── Task material ──

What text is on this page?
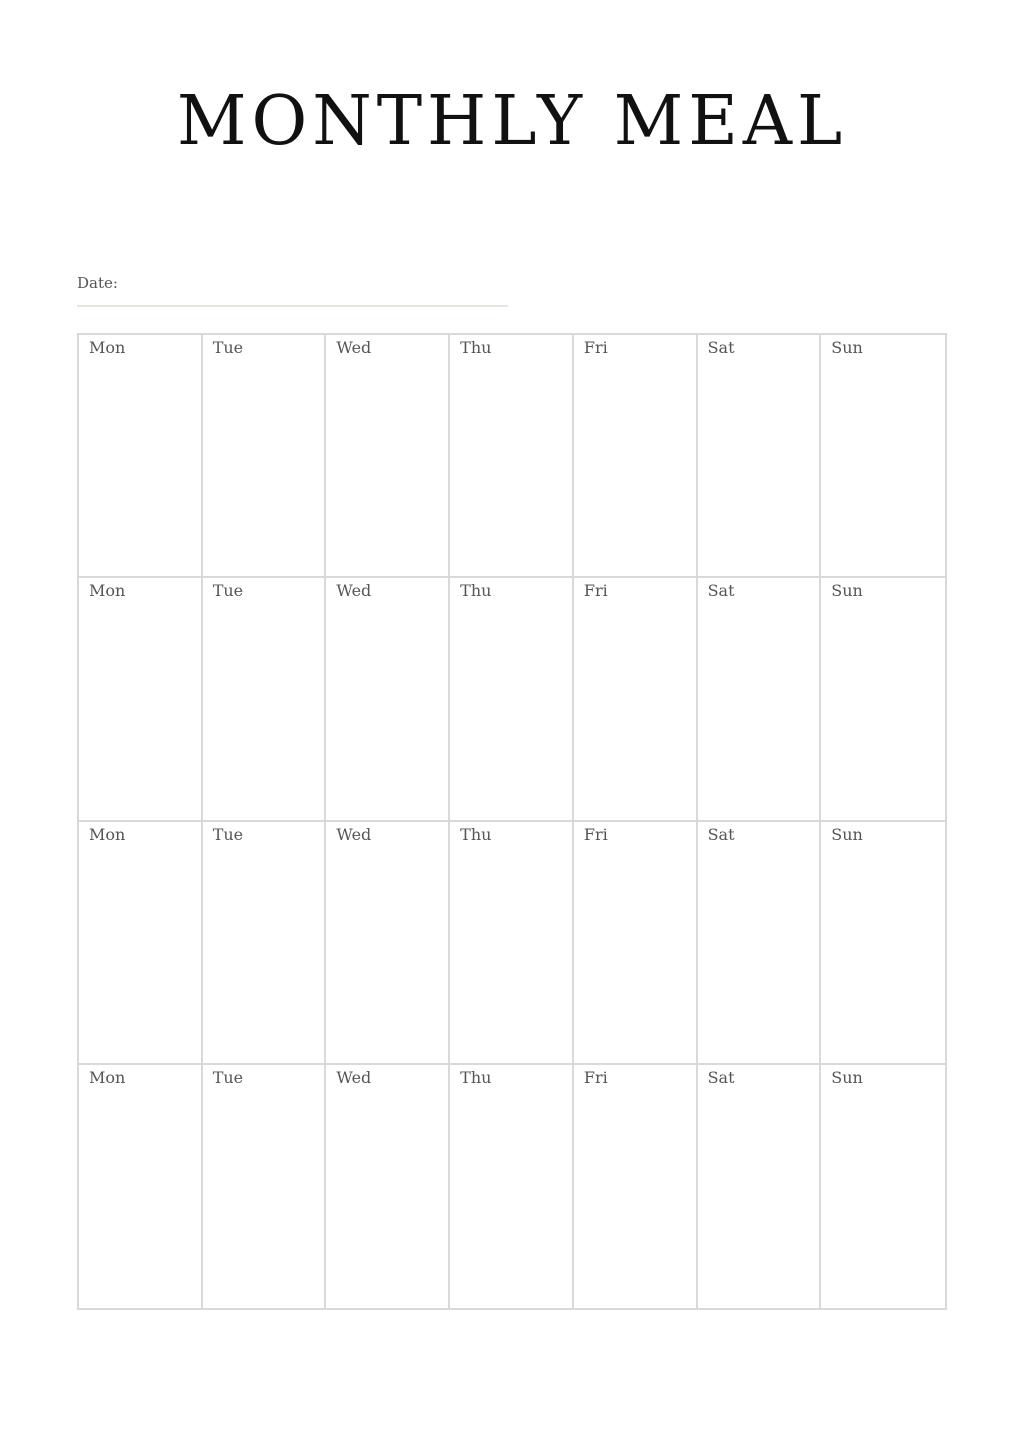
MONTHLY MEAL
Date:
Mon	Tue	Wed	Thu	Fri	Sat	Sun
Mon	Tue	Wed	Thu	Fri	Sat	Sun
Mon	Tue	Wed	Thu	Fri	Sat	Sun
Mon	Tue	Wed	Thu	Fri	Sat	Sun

───

* Problem details:
Print the complete listing exactly, apart from any pictures.

* Answer to this task:
What text is on this page?
MONTHLY MEAL
Date:
Mon	Tue	Wed	Thu	Fri	Sat	Sun
Mon	Tue	Wed	Thu	Fri	Sat	Sun
Mon	Tue	Wed	Thu	Fri	Sat	Sun
Mon	Tue	Wed	Thu	Fri	Sat	Sun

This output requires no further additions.